Records from a data collection:

---

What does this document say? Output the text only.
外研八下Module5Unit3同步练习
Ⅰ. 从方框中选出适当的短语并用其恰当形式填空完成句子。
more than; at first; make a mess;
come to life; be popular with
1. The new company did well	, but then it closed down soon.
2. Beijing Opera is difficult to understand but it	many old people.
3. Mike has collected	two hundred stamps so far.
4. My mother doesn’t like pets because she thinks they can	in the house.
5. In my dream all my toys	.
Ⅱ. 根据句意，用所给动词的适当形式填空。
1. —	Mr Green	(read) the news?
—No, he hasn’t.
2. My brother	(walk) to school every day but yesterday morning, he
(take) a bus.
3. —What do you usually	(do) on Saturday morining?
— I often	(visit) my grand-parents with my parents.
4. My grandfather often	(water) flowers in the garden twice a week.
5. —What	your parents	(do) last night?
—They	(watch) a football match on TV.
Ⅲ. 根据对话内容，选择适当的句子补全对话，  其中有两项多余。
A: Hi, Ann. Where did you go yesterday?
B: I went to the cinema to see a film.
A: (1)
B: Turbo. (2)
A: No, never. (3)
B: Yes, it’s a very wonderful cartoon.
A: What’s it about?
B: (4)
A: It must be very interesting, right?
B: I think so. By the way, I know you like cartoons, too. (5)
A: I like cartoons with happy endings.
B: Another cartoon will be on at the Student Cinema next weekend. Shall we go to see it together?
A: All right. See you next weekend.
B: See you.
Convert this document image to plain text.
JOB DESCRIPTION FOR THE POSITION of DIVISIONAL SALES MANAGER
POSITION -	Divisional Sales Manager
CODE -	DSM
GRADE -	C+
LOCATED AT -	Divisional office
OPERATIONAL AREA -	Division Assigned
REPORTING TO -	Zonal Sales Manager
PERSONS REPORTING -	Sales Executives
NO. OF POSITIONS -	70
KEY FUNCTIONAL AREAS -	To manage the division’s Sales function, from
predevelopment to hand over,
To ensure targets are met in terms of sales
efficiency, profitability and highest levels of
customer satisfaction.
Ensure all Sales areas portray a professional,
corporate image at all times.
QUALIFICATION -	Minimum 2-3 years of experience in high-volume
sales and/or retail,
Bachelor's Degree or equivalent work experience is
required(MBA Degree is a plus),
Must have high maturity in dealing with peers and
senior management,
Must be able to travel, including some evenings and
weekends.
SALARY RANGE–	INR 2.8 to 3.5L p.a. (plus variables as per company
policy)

---

Direction:
Report the number of lines that contain "image", with no other words.

Output for this exercise:
2